■ Goal: Filter for the word "structure" and keep each matching line.

■ Entries taken from a collection:
* Start *

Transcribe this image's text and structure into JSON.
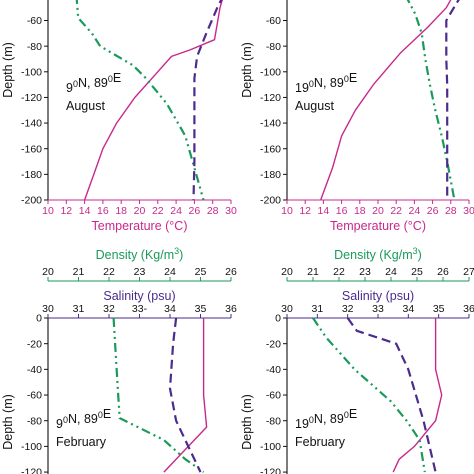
{
  "colors": {
    "temperature": "#c8288c",
    "density": "#1a9a5a",
    "salinity": "#4b2b8c",
    "axis": "#111111"
  },
  "chart_data": [
    {
      "type": "line",
      "panel": "top-left",
      "annotation": {
        "location": "9⁰N, 89⁰E",
        "month": "August"
      },
      "ylabel": "Depth (m)",
      "ylim": [
        -200,
        -40
      ],
      "yticks": [
        "-60",
        "-80",
        "-100",
        "-120",
        "-140",
        "-160",
        "-180",
        "-200"
      ],
      "x_axis": {
        "label": "Temperature (°C)",
        "ticks": [
          "10",
          "12",
          "14",
          "16",
          "18",
          "20",
          "22",
          "24",
          "26",
          "28",
          "30"
        ],
        "range": [
          10,
          30
        ]
      },
      "series": [
        {
          "variable": "temperature",
          "style": "solid",
          "points": [
            [
              29.2,
              -40
            ],
            [
              28.8,
              -50
            ],
            [
              28.2,
              -75
            ],
            [
              25.5,
              -83
            ],
            [
              23.5,
              -88
            ],
            [
              22.0,
              -100
            ],
            [
              19.5,
              -120
            ],
            [
              17.5,
              -140
            ],
            [
              16.0,
              -160
            ],
            [
              15.0,
              -180
            ],
            [
              14.0,
              -200
            ]
          ]
        },
        {
          "variable": "density",
          "style": "dash-dot",
          "points": [
            [
              13.1,
              -40
            ],
            [
              13.3,
              -58
            ],
            [
              14.8,
              -70
            ],
            [
              15.7,
              -80
            ],
            [
              19.3,
              -95
            ],
            [
              20.7,
              -105
            ],
            [
              23.0,
              -125
            ],
            [
              25.0,
              -150
            ],
            [
              26.0,
              -175
            ],
            [
              27.0,
              -200
            ]
          ]
        },
        {
          "variable": "salinity",
          "style": "dashed",
          "points": [
            [
              29.2,
              -40
            ],
            [
              28.5,
              -50
            ],
            [
              27.3,
              -70
            ],
            [
              26.3,
              -88
            ],
            [
              26.0,
              -105
            ],
            [
              26.0,
              -140
            ],
            [
              26.0,
              -170
            ],
            [
              25.9,
              -200
            ]
          ]
        }
      ]
    },
    {
      "type": "line",
      "panel": "top-right",
      "annotation": {
        "location": "19⁰N, 89⁰E",
        "month": "August"
      },
      "ylabel": "Depth (m)",
      "ylim": [
        -200,
        -40
      ],
      "yticks": [
        "-60",
        "-80",
        "-100",
        "-120",
        "-140",
        "-160",
        "-180",
        "-200"
      ],
      "x_axis": {
        "label": "Temperature (°C)",
        "ticks": [
          "10",
          "12",
          "14",
          "16",
          "18",
          "20",
          "22",
          "24",
          "26",
          "28",
          "30"
        ],
        "range": [
          10,
          30
        ]
      },
      "series": [
        {
          "variable": "temperature",
          "style": "solid",
          "points": [
            [
              28.3,
              -40
            ],
            [
              27.5,
              -50
            ],
            [
              25.5,
              -65
            ],
            [
              22.5,
              -85
            ],
            [
              19.5,
              -110
            ],
            [
              17.5,
              -130
            ],
            [
              16.0,
              -150
            ],
            [
              15.0,
              -175
            ],
            [
              13.7,
              -200
            ]
          ]
        },
        {
          "variable": "density",
          "style": "dash-dot",
          "points": [
            [
              23.0,
              -40
            ],
            [
              24.1,
              -55
            ],
            [
              24.8,
              -70
            ],
            [
              25.2,
              -90
            ],
            [
              25.7,
              -110
            ],
            [
              26.3,
              -130
            ],
            [
              27.0,
              -150
            ],
            [
              27.6,
              -170
            ],
            [
              28.4,
              -200
            ]
          ]
        },
        {
          "variable": "salinity",
          "style": "dashed",
          "points": [
            [
              29.2,
              -40
            ],
            [
              28.5,
              -48
            ],
            [
              27.5,
              -60
            ],
            [
              27.5,
              -90
            ],
            [
              27.6,
              -110
            ],
            [
              27.6,
              -140
            ],
            [
              27.6,
              -160
            ],
            [
              27.6,
              -200
            ]
          ]
        }
      ]
    },
    {
      "type": "line",
      "panel": "bottom-left",
      "annotation": {
        "location": "9⁰N, 89⁰E",
        "month": "February"
      },
      "ylabel": "Depth (m)",
      "ylim": [
        -120,
        0
      ],
      "yticks": [
        "0",
        "-20",
        "-40",
        "-60",
        "-80",
        "-100",
        "-120"
      ],
      "x_axes": [
        {
          "label": "Density (Kg/m3)",
          "ticks": [
            "20",
            "21",
            "22",
            "23",
            "24",
            "25",
            "26"
          ],
          "range": [
            20,
            26
          ]
        },
        {
          "label": "Salinity (psu)",
          "ticks": [
            "30",
            "31",
            "32",
            "33-",
            "34",
            "35",
            "36"
          ],
          "range": [
            30,
            36
          ]
        }
      ],
      "series": [
        {
          "variable": "temperature",
          "style": "solid",
          "points": [
            [
              35.1,
              0
            ],
            [
              35.1,
              -60
            ],
            [
              35.2,
              -85
            ],
            [
              34.6,
              -100
            ],
            [
              33.8,
              -120
            ]
          ]
        },
        {
          "variable": "density",
          "style": "dash-dot",
          "points": [
            [
              22.15,
              0
            ],
            [
              22.2,
              -20
            ],
            [
              22.3,
              -60
            ],
            [
              22.35,
              -78
            ],
            [
              23.8,
              -95
            ],
            [
              24.5,
              -110
            ],
            [
              25.1,
              -120
            ]
          ]
        },
        {
          "variable": "salinity",
          "style": "dashed",
          "points": [
            [
              34.2,
              0
            ],
            [
              34.1,
              -20
            ],
            [
              34.0,
              -55
            ],
            [
              34.2,
              -80
            ],
            [
              34.6,
              -100
            ],
            [
              35.0,
              -120
            ]
          ]
        }
      ]
    },
    {
      "type": "line",
      "panel": "bottom-right",
      "annotation": {
        "location": "19⁰N, 89⁰E",
        "month": "February"
      },
      "ylabel": "Depth (m)",
      "ylim": [
        -120,
        0
      ],
      "yticks": [
        "0",
        "-20",
        "-40",
        "-60",
        "-80",
        "-100",
        "-120"
      ],
      "x_axes": [
        {
          "label": "Density (Kg/m3)",
          "ticks": [
            "20",
            "21",
            "22",
            "23",
            "24",
            "25",
            "26",
            "27"
          ],
          "range": [
            20,
            27
          ]
        },
        {
          "label": "Salinity (psu)",
          "ticks": [
            "30",
            "31",
            "32",
            "33",
            "34",
            "35",
            "36"
          ],
          "range": [
            30,
            36
          ]
        }
      ],
      "series": [
        {
          "variable": "temperature",
          "style": "solid",
          "points": [
            [
              34.9,
              0
            ],
            [
              34.9,
              -40
            ],
            [
              35.1,
              -60
            ],
            [
              34.9,
              -80
            ],
            [
              34.2,
              -100
            ],
            [
              33.7,
              -110
            ],
            [
              33.5,
              -120
            ]
          ]
        },
        {
          "variable": "density",
          "style": "dash-dot",
          "points": [
            [
              21.0,
              0
            ],
            [
              21.5,
              -15
            ],
            [
              22.6,
              -40
            ],
            [
              24.0,
              -65
            ],
            [
              24.6,
              -80
            ],
            [
              25.1,
              -95
            ],
            [
              25.3,
              -120
            ]
          ]
        },
        {
          "variable": "salinity",
          "style": "dashed",
          "points": [
            [
              32.0,
              0
            ],
            [
              32.3,
              -10
            ],
            [
              33.6,
              -20
            ],
            [
              34.0,
              -40
            ],
            [
              34.5,
              -80
            ],
            [
              34.9,
              -120
            ]
          ]
        }
      ]
    }
  ]
}
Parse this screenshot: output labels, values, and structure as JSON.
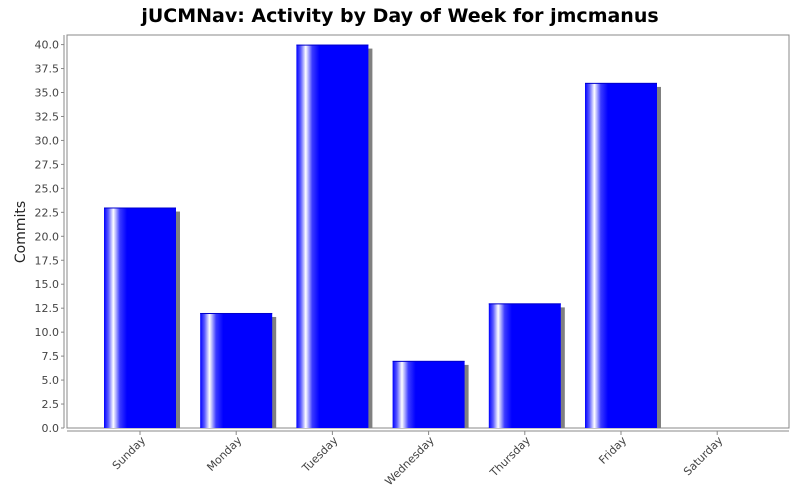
{
  "chart_data": {
    "type": "bar",
    "title": "jUCMNav: Activity by Day of Week for jmcmanus",
    "xlabel": "",
    "ylabel": "Commits",
    "categories": [
      "Sunday",
      "Monday",
      "Tuesday",
      "Wednesday",
      "Thursday",
      "Friday",
      "Saturday"
    ],
    "values": [
      23,
      12,
      40,
      7,
      13,
      36,
      0
    ],
    "ylim": [
      0,
      41
    ],
    "yticks": [
      "0.0",
      "2.5",
      "5.0",
      "7.5",
      "10.0",
      "12.5",
      "15.0",
      "17.5",
      "20.0",
      "22.5",
      "25.0",
      "27.5",
      "30.0",
      "32.5",
      "35.0",
      "37.5",
      "40.0"
    ],
    "grid": false,
    "legend": "none",
    "colors": {
      "bar": "#0000ff",
      "bar_highlight": "#ffffff",
      "shadow": "#808080",
      "plot_border": "#888888"
    }
  }
}
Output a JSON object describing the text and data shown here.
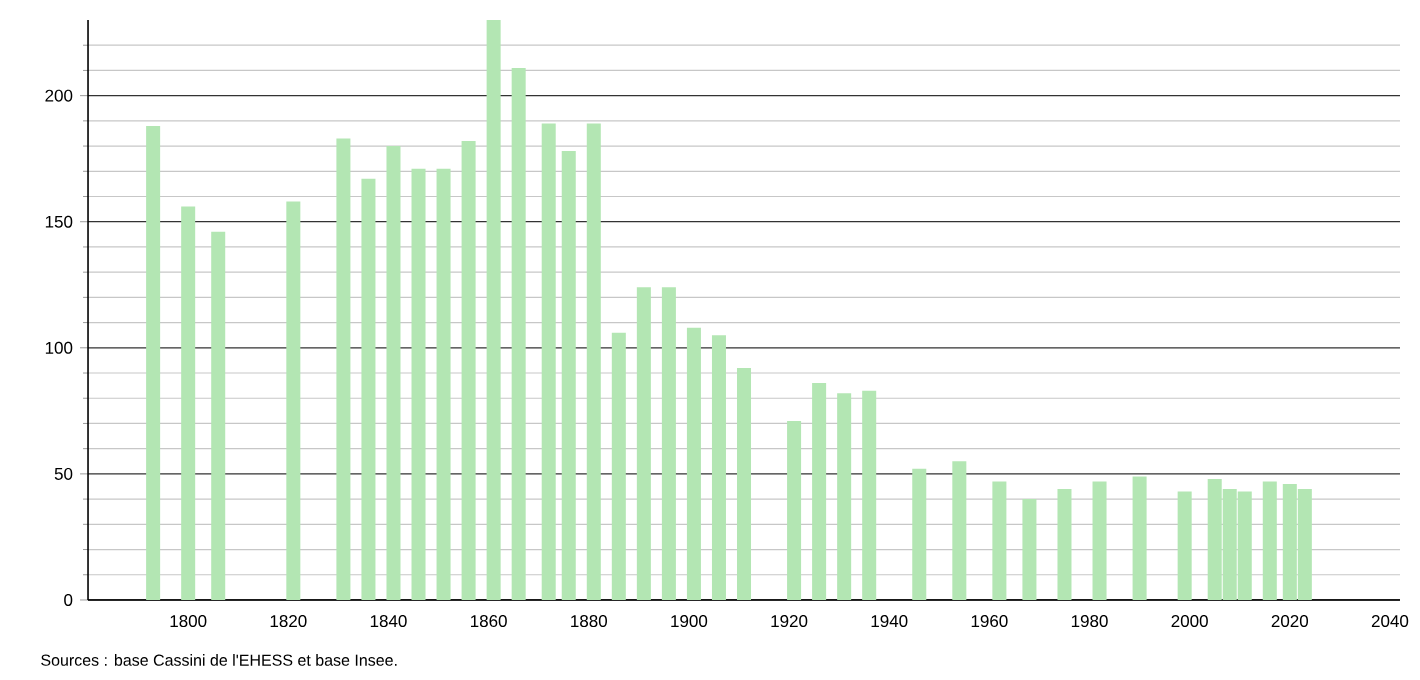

* End *

■ The solution:
Transcribe this image's text and structure into JSON.
Parse this screenshot: output labels, values, and structure as JSON.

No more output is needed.